### Problem statement
Set down each line of the material that follows, exactly, with no pictures.

[Dataset excerpt]
============

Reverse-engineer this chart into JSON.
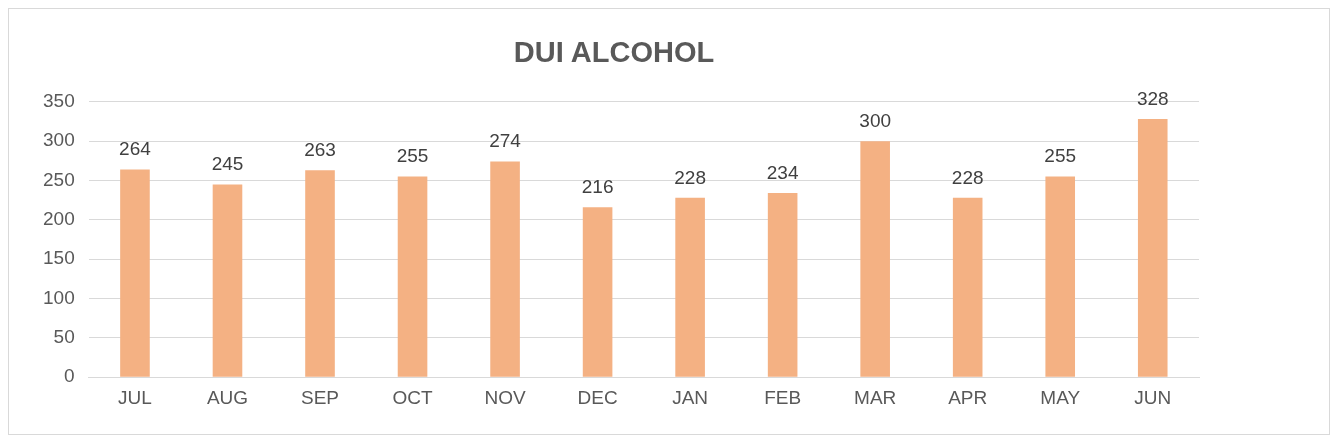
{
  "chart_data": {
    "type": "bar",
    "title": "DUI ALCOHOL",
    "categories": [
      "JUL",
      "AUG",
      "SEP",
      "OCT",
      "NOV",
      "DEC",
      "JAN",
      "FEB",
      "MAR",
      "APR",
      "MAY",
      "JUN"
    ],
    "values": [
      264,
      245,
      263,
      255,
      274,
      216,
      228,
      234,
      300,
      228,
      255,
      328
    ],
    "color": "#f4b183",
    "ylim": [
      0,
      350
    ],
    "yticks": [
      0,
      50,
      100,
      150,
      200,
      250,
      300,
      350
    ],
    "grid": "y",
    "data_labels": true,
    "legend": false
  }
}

============

### Full output
Reverse-engineer this chart into JSON.
{
  "chart_data": {
    "type": "bar",
    "title": "DUI ALCOHOL",
    "categories": [
      "JUL",
      "AUG",
      "SEP",
      "OCT",
      "NOV",
      "DEC",
      "JAN",
      "FEB",
      "MAR",
      "APR",
      "MAY",
      "JUN"
    ],
    "values": [
      264,
      245,
      263,
      255,
      274,
      216,
      228,
      234,
      300,
      228,
      255,
      328
    ],
    "color": "#f4b183",
    "ylim": [
      0,
      350
    ],
    "yticks": [
      0,
      50,
      100,
      150,
      200,
      250,
      300,
      350
    ],
    "grid": "y",
    "data_labels": true,
    "legend": false
  }
}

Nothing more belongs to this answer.